## WHAT TO WORK ON
Look below and pull out each line with the word "marker".

━━━━━━━━━━━━━━━━━━━━

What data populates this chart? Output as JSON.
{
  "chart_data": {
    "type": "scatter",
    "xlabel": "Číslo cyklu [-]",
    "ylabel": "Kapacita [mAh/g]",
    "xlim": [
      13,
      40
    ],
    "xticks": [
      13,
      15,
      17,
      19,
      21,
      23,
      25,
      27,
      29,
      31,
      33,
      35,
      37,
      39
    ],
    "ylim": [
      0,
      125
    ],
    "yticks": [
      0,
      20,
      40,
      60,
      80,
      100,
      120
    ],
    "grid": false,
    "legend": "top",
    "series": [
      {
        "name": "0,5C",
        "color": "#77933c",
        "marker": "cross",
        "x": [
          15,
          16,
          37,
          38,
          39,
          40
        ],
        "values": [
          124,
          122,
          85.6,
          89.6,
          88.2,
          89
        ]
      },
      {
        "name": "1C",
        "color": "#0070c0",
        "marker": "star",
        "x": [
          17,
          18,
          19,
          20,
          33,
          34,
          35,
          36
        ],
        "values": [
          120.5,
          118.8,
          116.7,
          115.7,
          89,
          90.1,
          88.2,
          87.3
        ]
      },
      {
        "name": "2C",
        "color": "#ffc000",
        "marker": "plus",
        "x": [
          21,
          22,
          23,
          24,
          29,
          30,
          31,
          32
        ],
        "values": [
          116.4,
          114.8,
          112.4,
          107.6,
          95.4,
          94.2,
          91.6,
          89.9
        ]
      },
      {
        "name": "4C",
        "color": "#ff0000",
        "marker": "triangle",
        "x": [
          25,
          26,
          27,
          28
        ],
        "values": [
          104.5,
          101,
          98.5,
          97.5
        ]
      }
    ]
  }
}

━━━━━━━━━━━━━━━━━━━━

## PROBLEM SOLUTION
        "marker": "cross",
        "marker": "star",
        "marker": "plus",
        "marker": "triangle",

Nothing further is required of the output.